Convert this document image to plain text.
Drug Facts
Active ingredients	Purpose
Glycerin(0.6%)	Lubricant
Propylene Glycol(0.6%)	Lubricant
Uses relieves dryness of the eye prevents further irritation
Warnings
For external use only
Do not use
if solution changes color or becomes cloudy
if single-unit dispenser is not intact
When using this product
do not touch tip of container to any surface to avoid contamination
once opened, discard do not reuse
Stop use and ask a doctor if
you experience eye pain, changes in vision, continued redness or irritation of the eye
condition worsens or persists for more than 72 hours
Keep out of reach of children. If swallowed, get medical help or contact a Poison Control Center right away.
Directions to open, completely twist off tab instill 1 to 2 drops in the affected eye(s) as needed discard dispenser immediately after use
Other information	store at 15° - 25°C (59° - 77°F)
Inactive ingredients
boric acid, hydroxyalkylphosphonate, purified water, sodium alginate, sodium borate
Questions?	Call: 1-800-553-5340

● ● ● ● ●

**Stated exercise**
Copy every line of the material, please, keeping it exactly the same.

**Solved problem**
Convert this document image to plain text.
Drug Facts
Active ingredients	Purpose
Glycerin(0.6%)	Lubricant
Propylene Glycol(0.6%)	Lubricant
Uses relieves dryness of the eye prevents further irritation
Warnings
For external use only
Do not use
if solution changes color or becomes cloudy
if single-unit dispenser is not intact
When using this product
do not touch tip of container to any surface to avoid contamination
once opened, discard do not reuse
Stop use and ask a doctor if
you experience eye pain, changes in vision, continued redness or irritation of the eye
condition worsens or persists for more than 72 hours
Keep out of reach of children. If swallowed, get medical help or contact a Poison Control Center right away.
Directions to open, completely twist off tab instill 1 to 2 drops in the affected eye(s) as needed discard dispenser immediately after use
Other information	store at 15° - 25°C (59° - 77°F)
Inactive ingredients
boric acid, hydroxyalkylphosphonate, purified water, sodium alginate, sodium borate
Questions?	Call: 1-800-553-5340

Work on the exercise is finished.